→ Work to be completed
Show all lines from the listing below that contain "英文字母书写规范".
★ ★ ★ ★ ★ ★ ★
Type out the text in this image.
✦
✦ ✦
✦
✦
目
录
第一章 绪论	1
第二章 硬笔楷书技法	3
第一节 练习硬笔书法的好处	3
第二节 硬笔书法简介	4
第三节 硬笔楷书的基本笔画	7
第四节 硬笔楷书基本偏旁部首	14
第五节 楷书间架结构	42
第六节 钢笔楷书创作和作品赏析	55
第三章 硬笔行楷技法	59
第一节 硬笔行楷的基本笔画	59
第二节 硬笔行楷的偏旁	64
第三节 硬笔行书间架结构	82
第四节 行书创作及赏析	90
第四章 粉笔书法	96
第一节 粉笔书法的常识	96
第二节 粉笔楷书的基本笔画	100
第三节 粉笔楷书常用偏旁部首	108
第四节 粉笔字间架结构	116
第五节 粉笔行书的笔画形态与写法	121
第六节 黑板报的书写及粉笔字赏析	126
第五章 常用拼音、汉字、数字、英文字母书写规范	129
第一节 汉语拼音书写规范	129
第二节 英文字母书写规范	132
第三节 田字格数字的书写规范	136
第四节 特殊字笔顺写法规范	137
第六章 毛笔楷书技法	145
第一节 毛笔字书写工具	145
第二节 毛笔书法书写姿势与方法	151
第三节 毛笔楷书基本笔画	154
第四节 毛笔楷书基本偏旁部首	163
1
★ ★ ★ ★ ★ ★ ★
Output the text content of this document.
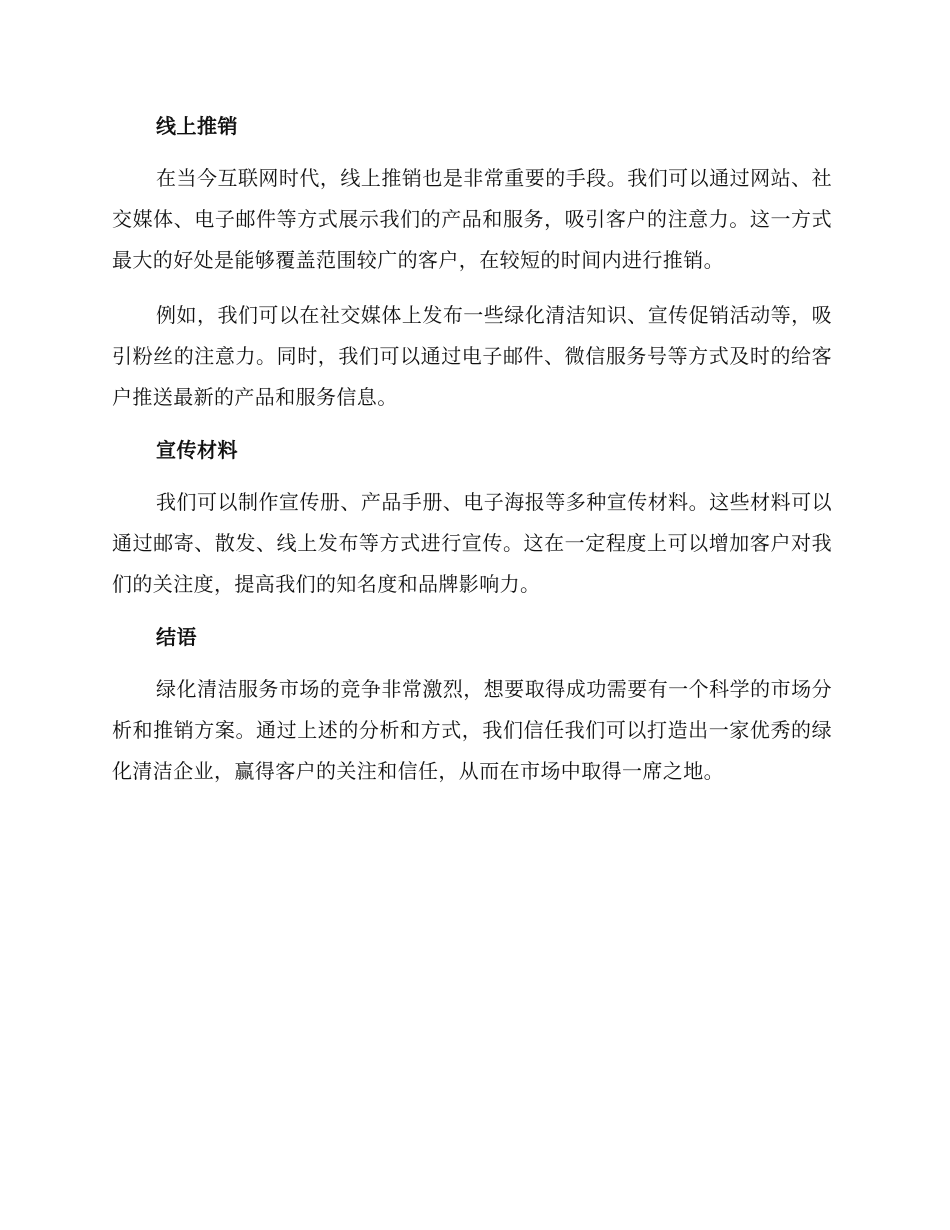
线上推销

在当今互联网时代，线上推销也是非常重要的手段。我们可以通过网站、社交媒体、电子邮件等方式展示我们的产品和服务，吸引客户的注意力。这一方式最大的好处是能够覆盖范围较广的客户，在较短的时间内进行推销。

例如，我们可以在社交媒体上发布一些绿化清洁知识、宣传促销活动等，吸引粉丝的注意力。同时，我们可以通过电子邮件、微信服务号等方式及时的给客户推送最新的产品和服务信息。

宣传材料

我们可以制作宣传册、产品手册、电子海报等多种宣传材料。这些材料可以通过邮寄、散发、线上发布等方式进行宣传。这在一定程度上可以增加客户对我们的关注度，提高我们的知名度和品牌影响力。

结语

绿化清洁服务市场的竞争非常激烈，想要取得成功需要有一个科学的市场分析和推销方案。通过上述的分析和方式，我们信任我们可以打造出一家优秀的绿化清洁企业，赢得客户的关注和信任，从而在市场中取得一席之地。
★ ★ ★ ★ ★ ★ ★
→ Exercise answer
第五章 常用拼音、汉字、数字、英文字母书写规范	129
第二节 英文字母书写规范	132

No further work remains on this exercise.